▶ **Task goal**: Gather, from the listing beneath this task, every line holding the string "Ausgeber".

▶ **Material provided**:
[BEGIN]

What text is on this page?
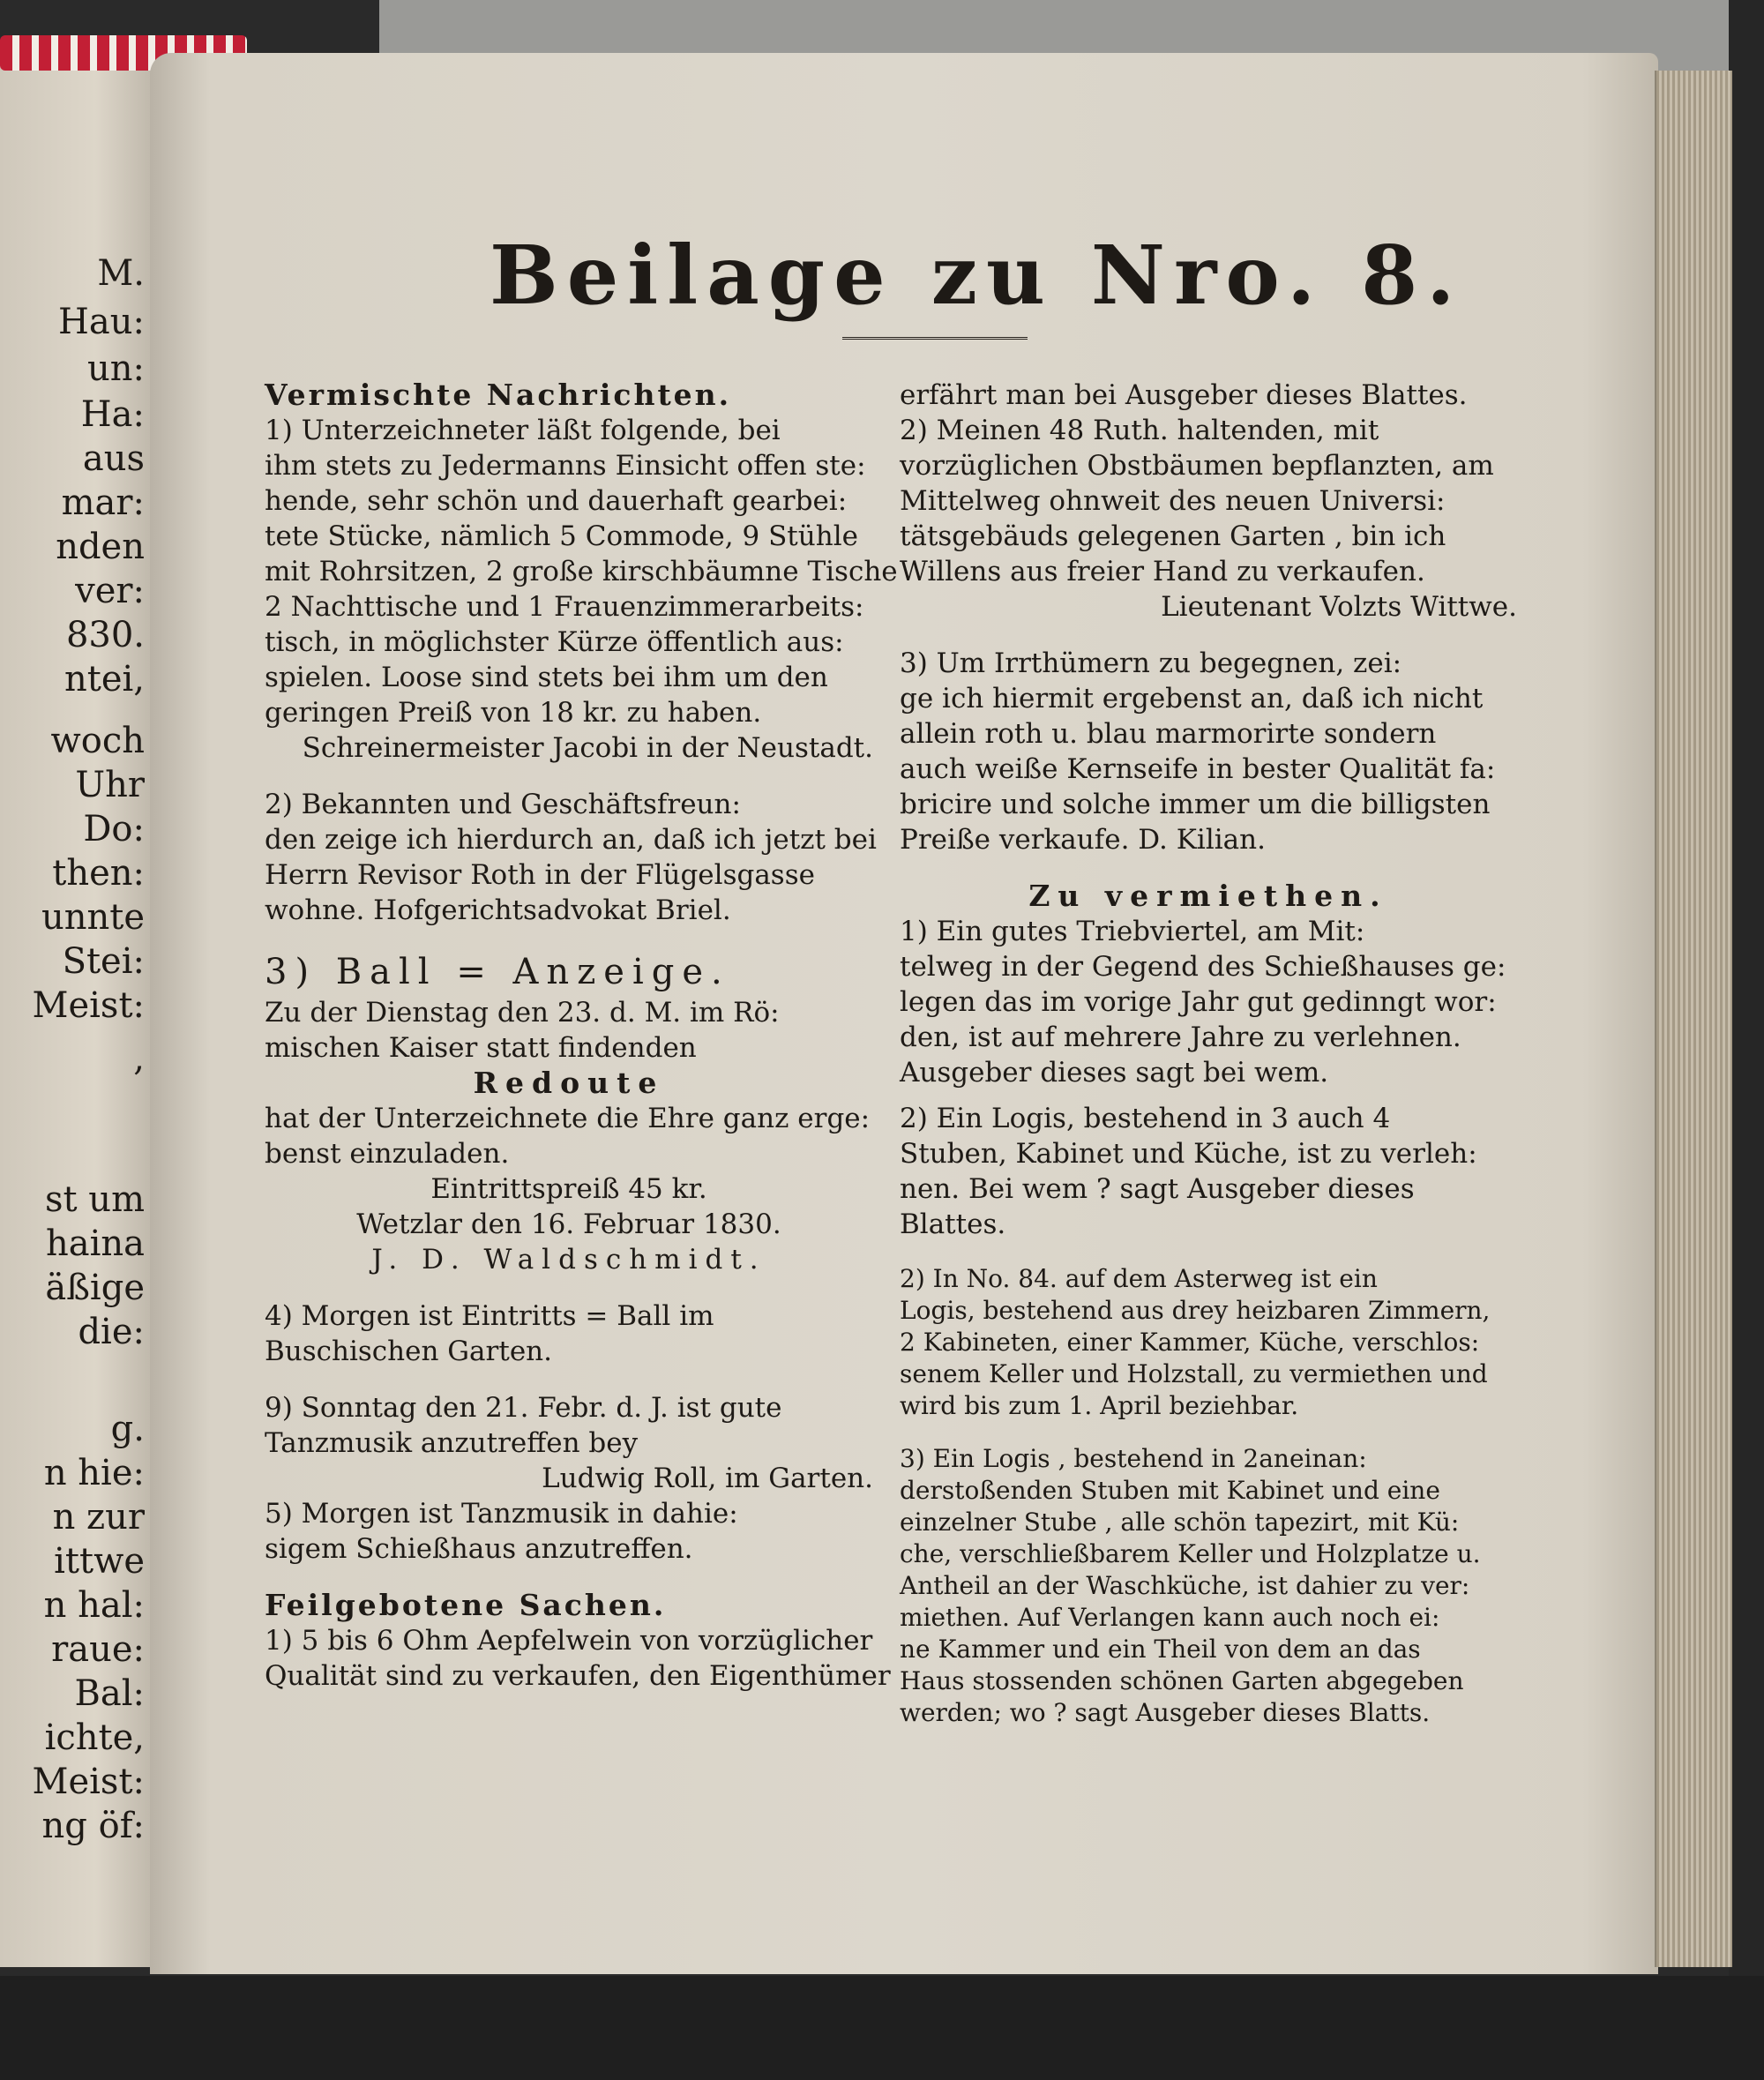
M.
Hau:
un:
Ha:
aus
mar:
nden
ver:
830.
ntei,
woch
Uhr
Do:
then:
unnte
Stei:
Meist:
,
st um
haina
äßige
die:
g.
n hie:
n zur
ittwe
n hal:
raue:
Bal:
ichte,
Meist:
ng öf:
Beilage zu Nro. 8.

Vermischte Nachrichten.

1) Unterzeichneter läßt folgende, bei

ihm stets zu Jedermanns Einsicht offen ste:

hende, sehr schön und dauerhaft gearbei:

tete Stücke, nämlich 5 Commode, 9 Stühle

mit Rohrsitzen, 2 große kirschbäumne Tische

2 Nachttische und 1 Frauenzimmerarbeits:

tisch, in möglichster Kürze öffentlich aus:

spielen. Loose sind stets bei ihm um den

geringen Preiß von 18 kr. zu haben.

Schreinermeister Jacobi in der Neustadt.

2) Bekannten und Geschäftsfreun:

den zeige ich hierdurch an, daß ich jetzt bei

Herrn Revisor Roth in der Flügelsgasse

wohne. Hofgerichtsadvokat Briel.

3) Ball = Anzeige.

Zu der Dienstag den 23. d. M. im Rö:

mischen Kaiser statt findenden

Redoute

hat der Unterzeichnete die Ehre ganz erge:

benst einzuladen.

Eintrittspreiß 45 kr.

Wetzlar den 16. Februar 1830.

J. D. Waldschmidt.

4) Morgen ist Eintritts = Ball im

Buschischen Garten.

9) Sonntag den 21. Febr. d. J. ist gute

Tanzmusik anzutreffen bey

Ludwig Roll, im Garten.

5) Morgen ist Tanzmusik in dahie:

sigem Schießhaus anzutreffen.

Feilgebotene Sachen.

1) 5 bis 6 Ohm Aepfelwein von vorzüglicher

Qualität sind zu verkaufen, den Eigenthümer

erfährt man bei Ausgeber dieses Blattes.

2) Meinen 48 Ruth. haltenden, mit

vorzüglichen Obstbäumen bepflanzten, am

Mittelweg ohnweit des neuen Universi:

tätsgebäuds gelegenen Garten , bin ich

Willens aus freier Hand zu verkaufen.

Lieutenant Volzts Wittwe.

3) Um Irrthümern zu begegnen, zei:

ge ich hiermit ergebenst an, daß ich nicht

allein roth u. blau marmorirte sondern

auch weiße Kernseife in bester Qualität fa:

bricire und solche immer um die billigsten

Preiße verkaufe. D. Kilian.

Zu vermiethen.

1) Ein gutes Triebviertel, am Mit:

telweg in der Gegend des Schießhauses ge:

legen das im vorige Jahr gut gedinngt wor:

den, ist auf mehrere Jahre zu verlehnen.

Ausgeber dieses sagt bei wem.

2) Ein Logis, bestehend in 3 auch 4

Stuben, Kabinet und Küche, ist zu verleh:

nen. Bei wem ? sagt Ausgeber dieses

Blattes.

2) In No. 84. auf dem Asterweg ist ein

Logis, bestehend aus drey heizbaren Zimmern,

2 Kabineten, einer Kammer, Küche, verschlos:

senem Keller und Holzstall, zu vermiethen und

wird bis zum 1. April beziehbar.

3) Ein Logis , bestehend in 2aneinan:

derstoßenden Stuben mit Kabinet und eine

einzelner Stube , alle schön tapezirt, mit Kü:

che, verschließbarem Keller und Holzplatze u.

Antheil an der Waschküche, ist dahier zu ver:

miethen. Auf Verlangen kann auch noch ei:

ne Kammer und ein Theil von dem an das

Haus stossenden schönen Garten abgegeben

werden; wo ? sagt Ausgeber dieses Blatts.
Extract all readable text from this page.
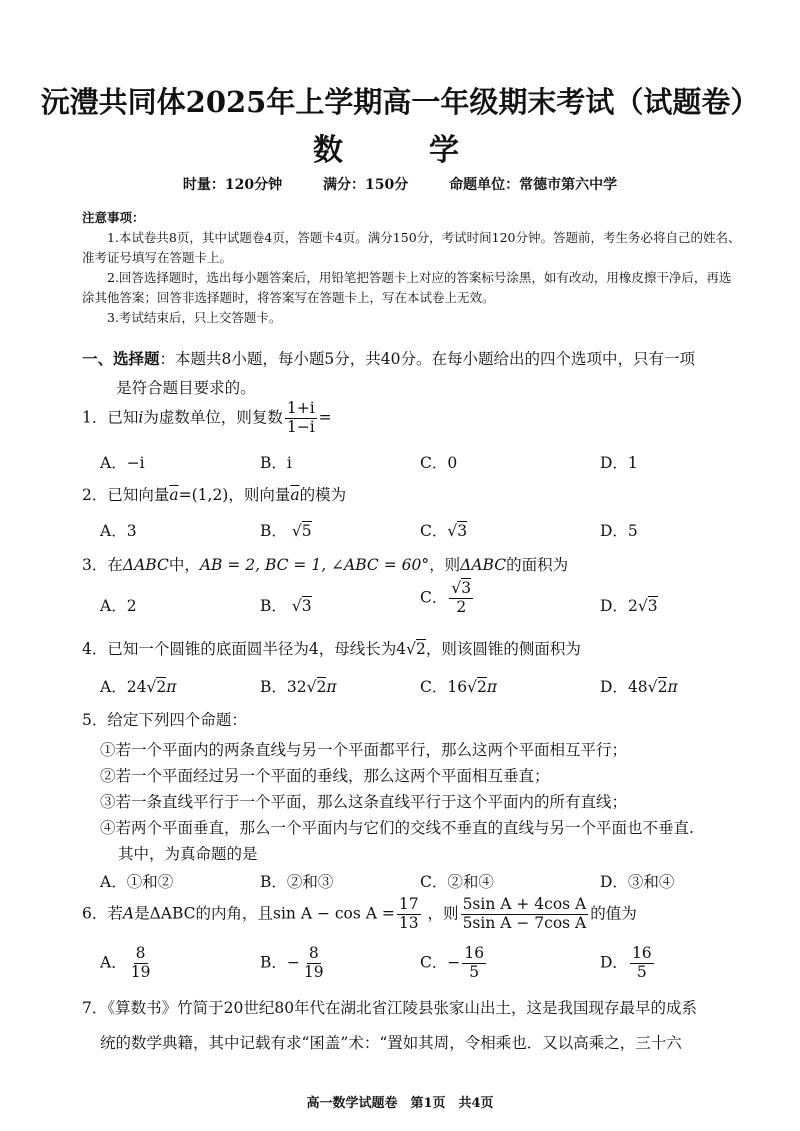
沅澧共同体2025年上学期高一年级期末考试（试题卷）
数　学
时量：120分钟	满分：150分	命题单位：常德市第六中学
注意事项：

1.本试卷共8页，其中试题卷4页，答题卡4页。满分150分，考试时间120分钟。答题前，考生务必将自己的姓名、准考证号填写在答题卡上。

2.回答选择题时，选出每小题答案后，用铅笔把答题卡上对应的答案标号涂黑，如有改动，用橡皮擦干净后，再选涂其他答案；回答非选择题时，将答案写在答题卡上，写在本试卷上无效。

3.考试结束后，只上交答题卡。

一、选择题：本题共8小题，每小题5分，共40分。在每小题给出的四个选项中，只有一项
是符合题目要求的。
1．已知i为虚数单位，则复数 $\frac{1+i}{1-i}$ =
A．−i	B．i	C．0	D．1
2．已知向量$\overline{a}=(1,2)$，则向量$\overline{a}$的模为
A．3	B． √5	C．√3	D．5
3．在ΔABC中，AB = 2, BC = 1, ∠ABC = 60°，则ΔABC的面积为
A．2	B． √3	C． $\frac{√3}{2}$	D．2√3
4．已知一个圆锥的底面圆半径为4，母线长为4√2，则该圆锥的侧面积为
A．24√2π	B．32√2π	C．16√2π	D．48√2π
5．给定下列四个命题：
①若一个平面内的两条直线与另一个平面都平行，那么这两个平面相互平行；
②若一个平面经过另一个平面的垂线，那么这两个平面相互垂直；
③若一条直线平行于一个平面，那么这条直线平行于这个平面内的所有直线；
④若两个平面垂直，那么一个平面内与它们的交线不垂直的直线与另一个平面也不垂直.
其中，为真命题的是
A．①和②	B．②和③	C．②和④	D．③和④
6．若A是ΔABC的内角，且$\sin A - \cos A = \frac{17}{13}$ ，则 $\frac{\text{5sin A + 4cos A}}{\text{5sin A − 7cos A}}$ 的值为
A． $\frac{8}{19}$	B．− $\frac{8}{19}$	C．− $\frac{16}{5}$	D． $\frac{16}{5}$
7．《算数书》竹简于20世纪80年代在湖北省江陵县张家山出土，这是我国现存最早的成系
统的数学典籍，其中记载有求“囷盖”术：“置如其周，令相乘也．又以高乘之，三十六
高一数学试题卷　第1页　共4页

[END]

▶ **The completed task**:
erfährt man bei Ausgeber dieses Blattes.
Ausgeber dieses sagt bei wem.
nen. Bei wem ? sagt Ausgeber dieses
werden; wo ? sagt Ausgeber dieses Blatts.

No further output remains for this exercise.